(What the task requires): Print out every line, exactly as written.

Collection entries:
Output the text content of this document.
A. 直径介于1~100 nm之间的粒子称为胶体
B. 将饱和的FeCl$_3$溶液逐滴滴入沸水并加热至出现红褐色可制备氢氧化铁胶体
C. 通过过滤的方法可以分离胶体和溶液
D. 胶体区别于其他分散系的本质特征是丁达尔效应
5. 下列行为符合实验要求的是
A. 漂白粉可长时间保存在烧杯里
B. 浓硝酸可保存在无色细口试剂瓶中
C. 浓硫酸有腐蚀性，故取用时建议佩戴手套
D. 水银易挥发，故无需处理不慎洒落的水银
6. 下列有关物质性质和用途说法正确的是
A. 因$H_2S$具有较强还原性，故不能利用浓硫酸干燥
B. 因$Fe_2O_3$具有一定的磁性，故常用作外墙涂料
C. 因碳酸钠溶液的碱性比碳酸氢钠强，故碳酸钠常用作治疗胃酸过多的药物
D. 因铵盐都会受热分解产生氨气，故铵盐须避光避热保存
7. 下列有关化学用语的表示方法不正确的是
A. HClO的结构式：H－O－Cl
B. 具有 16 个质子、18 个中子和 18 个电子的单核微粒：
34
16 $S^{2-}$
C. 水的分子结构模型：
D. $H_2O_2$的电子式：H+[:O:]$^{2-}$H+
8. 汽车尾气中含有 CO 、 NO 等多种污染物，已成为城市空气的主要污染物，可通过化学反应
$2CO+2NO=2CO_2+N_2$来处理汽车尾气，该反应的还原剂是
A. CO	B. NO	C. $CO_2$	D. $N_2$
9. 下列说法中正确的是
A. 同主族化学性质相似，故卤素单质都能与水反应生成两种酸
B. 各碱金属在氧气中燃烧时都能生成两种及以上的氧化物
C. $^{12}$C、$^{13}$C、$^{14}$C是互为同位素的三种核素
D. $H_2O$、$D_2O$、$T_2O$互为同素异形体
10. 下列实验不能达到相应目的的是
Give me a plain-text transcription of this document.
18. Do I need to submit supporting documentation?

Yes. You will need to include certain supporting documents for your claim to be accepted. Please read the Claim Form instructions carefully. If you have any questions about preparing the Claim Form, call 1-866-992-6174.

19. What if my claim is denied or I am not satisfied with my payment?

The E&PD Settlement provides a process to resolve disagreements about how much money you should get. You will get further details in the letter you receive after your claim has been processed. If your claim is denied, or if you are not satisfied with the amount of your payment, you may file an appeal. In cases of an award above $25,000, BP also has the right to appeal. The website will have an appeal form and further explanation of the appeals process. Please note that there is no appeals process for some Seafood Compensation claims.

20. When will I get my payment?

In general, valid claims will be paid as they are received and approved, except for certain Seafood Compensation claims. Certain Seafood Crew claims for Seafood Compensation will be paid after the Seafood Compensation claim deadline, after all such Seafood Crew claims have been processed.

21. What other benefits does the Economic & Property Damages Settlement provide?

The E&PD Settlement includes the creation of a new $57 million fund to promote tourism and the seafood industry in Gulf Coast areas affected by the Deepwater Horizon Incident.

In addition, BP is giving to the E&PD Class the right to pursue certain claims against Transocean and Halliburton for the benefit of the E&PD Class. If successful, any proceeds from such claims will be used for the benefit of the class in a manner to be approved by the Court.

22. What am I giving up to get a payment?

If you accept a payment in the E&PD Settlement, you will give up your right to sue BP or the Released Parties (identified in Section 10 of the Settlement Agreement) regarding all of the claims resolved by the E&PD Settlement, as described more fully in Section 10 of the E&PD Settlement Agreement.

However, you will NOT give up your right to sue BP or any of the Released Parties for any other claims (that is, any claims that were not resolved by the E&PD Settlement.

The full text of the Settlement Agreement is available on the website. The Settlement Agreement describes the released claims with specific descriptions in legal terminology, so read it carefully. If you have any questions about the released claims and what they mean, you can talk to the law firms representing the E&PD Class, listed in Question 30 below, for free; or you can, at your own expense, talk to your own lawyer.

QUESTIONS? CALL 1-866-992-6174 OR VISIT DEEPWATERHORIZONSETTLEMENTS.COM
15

(Finished task):
Output the text content of this document.
A. 直径介于1~100 nm之间的粒子称为胶体
B. 将饱和的FeCl$_3$溶液逐滴滴入沸水并加热至出现红褐色可制备氢氧化铁胶体
C. 通过过滤的方法可以分离胶体和溶液
D. 胶体区别于其他分散系的本质特征是丁达尔效应
5. 下列行为符合实验要求的是
A. 漂白粉可长时间保存在烧杯里
B. 浓硝酸可保存在无色细口试剂瓶中
C. 浓硫酸有腐蚀性，故取用时建议佩戴手套
D. 水银易挥发，故无需处理不慎洒落的水银
6. 下列有关物质性质和用途说法正确的是
A. 因$H_2S$具有较强还原性，故不能利用浓硫酸干燥
B. 因$Fe_2O_3$具有一定的磁性，故常用作外墙涂料
C. 因碳酸钠溶液的碱性比碳酸氢钠强，故碳酸钠常用作治疗胃酸过多的药物
D. 因铵盐都会受热分解产生氨气，故铵盐须避光避热保存
7. 下列有关化学用语的表示方法不正确的是
A. HClO的结构式：H－O－Cl
B. 具有 16 个质子、18 个中子和 18 个电子的单核微粒：
34
16 $S^{2-}$
C. 水的分子结构模型：
D. $H_2O_2$的电子式：H+[:O:]$^{2-}$H+
8. 汽车尾气中含有 CO 、 NO 等多种污染物，已成为城市空气的主要污染物，可通过化学反应
$2CO+2NO=2CO_2+N_2$来处理汽车尾气，该反应的还原剂是
A. CO	B. NO	C. $CO_2$	D. $N_2$
9. 下列说法中正确的是
A. 同主族化学性质相似，故卤素单质都能与水反应生成两种酸
B. 各碱金属在氧气中燃烧时都能生成两种及以上的氧化物
C. $^{12}$C、$^{13}$C、$^{14}$C是互为同位素的三种核素
D. $H_2O$、$D_2O$、$T_2O$互为同素异形体
10. 下列实验不能达到相应目的的是
Give me a plain-text transcription of this document.
18. Do I need to submit supporting documentation?

Yes. You will need to include certain supporting documents for your claim to be accepted. Please read the Claim Form instructions carefully. If you have any questions about preparing the Claim Form, call 1-866-992-6174.

19. What if my claim is denied or I am not satisfied with my payment?

The E&PD Settlement provides a process to resolve disagreements about how much money you should get. You will get further details in the letter you receive after your claim has been processed. If your claim is denied, or if you are not satisfied with the amount of your payment, you may file an appeal. In cases of an award above $25,000, BP also has the right to appeal. The website will have an appeal form and further explanation of the appeals process. Please note that there is no appeals process for some Seafood Compensation claims.

20. When will I get my payment?

In general, valid claims will be paid as they are received and approved, except for certain Seafood Compensation claims. Certain Seafood Crew claims for Seafood Compensation will be paid after the Seafood Compensation claim deadline, after all such Seafood Crew claims have been processed.

21. What other benefits does the Economic & Property Damages Settlement provide?

The E&PD Settlement includes the creation of a new $57 million fund to promote tourism and the seafood industry in Gulf Coast areas affected by the Deepwater Horizon Incident.

In addition, BP is giving to the E&PD Class the right to pursue certain claims against Transocean and Halliburton for the benefit of the E&PD Class. If successful, any proceeds from such claims will be used for the benefit of the class in a manner to be approved by the Court.

22. What am I giving up to get a payment?

If you accept a payment in the E&PD Settlement, you will give up your right to sue BP or the Released Parties (identified in Section 10 of the Settlement Agreement) regarding all of the claims resolved by the E&PD Settlement, as described more fully in Section 10 of the E&PD Settlement Agreement.

However, you will NOT give up your right to sue BP or any of the Released Parties for any other claims (that is, any claims that were not resolved by the E&PD Settlement.

The full text of the Settlement Agreement is available on the website. The Settlement Agreement describes the released claims with specific descriptions in legal terminology, so read it carefully. If you have any questions about the released claims and what they mean, you can talk to the law firms representing the E&PD Class, listed in Question 30 below, for free; or you can, at your own expense, talk to your own lawyer.

QUESTIONS? CALL 1-866-992-6174 OR VISIT DEEPWATERHORIZONSETTLEMENTS.COM
15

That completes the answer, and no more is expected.